Exercise goal:
In the listing below, count the lines with "backwards" and report only the figure.

===== Records for this task =====

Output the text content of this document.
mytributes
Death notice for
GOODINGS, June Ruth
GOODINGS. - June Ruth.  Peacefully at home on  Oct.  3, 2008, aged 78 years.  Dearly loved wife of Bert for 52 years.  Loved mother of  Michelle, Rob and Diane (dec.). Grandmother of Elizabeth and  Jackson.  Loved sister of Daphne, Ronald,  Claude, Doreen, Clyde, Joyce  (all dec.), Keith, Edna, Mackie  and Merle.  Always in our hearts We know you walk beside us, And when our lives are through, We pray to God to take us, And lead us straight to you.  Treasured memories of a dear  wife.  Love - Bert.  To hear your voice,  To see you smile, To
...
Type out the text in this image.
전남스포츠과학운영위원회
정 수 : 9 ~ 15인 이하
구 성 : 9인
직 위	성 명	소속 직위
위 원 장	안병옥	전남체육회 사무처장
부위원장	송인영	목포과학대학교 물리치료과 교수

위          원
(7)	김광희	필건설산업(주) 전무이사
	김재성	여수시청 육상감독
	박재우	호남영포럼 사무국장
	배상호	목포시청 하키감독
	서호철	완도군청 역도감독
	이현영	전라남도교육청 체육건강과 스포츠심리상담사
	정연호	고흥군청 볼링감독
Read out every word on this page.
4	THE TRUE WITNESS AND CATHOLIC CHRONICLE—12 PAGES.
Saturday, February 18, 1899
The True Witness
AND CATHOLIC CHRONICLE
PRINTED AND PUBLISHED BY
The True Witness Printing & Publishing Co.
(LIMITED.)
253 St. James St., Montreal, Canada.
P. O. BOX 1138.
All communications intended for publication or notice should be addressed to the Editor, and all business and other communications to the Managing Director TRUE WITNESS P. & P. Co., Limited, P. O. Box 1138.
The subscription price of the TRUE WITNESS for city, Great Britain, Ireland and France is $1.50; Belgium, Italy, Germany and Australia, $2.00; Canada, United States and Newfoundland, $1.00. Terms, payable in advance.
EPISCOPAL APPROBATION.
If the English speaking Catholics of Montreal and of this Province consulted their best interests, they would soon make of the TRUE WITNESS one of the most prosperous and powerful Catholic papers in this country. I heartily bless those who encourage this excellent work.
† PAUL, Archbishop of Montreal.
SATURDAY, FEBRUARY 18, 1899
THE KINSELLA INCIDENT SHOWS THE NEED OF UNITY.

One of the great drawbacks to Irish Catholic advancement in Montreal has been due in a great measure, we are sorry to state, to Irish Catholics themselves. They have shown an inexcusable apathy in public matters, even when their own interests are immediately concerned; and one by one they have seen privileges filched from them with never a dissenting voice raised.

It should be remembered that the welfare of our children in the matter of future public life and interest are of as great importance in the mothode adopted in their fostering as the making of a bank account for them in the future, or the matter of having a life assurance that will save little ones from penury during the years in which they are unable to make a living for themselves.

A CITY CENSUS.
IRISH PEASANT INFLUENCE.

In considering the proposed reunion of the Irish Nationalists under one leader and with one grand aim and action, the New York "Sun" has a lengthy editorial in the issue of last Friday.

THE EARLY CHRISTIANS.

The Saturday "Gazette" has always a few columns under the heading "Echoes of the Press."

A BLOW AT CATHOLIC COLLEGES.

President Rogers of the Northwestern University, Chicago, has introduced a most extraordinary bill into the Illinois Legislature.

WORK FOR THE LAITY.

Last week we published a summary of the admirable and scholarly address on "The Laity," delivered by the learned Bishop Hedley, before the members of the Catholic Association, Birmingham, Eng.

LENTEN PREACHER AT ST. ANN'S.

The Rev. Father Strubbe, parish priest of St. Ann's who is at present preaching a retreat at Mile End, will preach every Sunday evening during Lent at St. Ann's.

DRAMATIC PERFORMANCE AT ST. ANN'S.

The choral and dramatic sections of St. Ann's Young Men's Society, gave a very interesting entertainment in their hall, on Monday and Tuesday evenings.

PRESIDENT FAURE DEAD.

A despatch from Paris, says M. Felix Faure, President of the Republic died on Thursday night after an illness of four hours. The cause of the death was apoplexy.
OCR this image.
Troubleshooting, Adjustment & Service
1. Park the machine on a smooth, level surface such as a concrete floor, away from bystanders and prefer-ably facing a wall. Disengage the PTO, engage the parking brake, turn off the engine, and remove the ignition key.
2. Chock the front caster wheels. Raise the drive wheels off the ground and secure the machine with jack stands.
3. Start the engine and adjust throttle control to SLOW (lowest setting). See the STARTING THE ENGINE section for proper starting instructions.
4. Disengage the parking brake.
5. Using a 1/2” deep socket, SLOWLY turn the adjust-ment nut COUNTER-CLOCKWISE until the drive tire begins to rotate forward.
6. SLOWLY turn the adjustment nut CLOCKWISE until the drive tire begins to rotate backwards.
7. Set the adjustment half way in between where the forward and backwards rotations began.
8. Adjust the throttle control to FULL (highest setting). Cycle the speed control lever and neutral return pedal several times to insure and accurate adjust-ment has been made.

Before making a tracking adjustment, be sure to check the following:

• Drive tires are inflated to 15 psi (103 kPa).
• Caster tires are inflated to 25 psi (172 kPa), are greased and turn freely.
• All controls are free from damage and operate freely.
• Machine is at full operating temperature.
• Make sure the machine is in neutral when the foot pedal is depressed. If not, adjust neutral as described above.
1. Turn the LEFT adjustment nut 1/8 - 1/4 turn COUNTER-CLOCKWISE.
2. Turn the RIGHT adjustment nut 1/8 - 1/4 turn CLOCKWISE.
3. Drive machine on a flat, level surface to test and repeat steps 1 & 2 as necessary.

=====

Final result:
2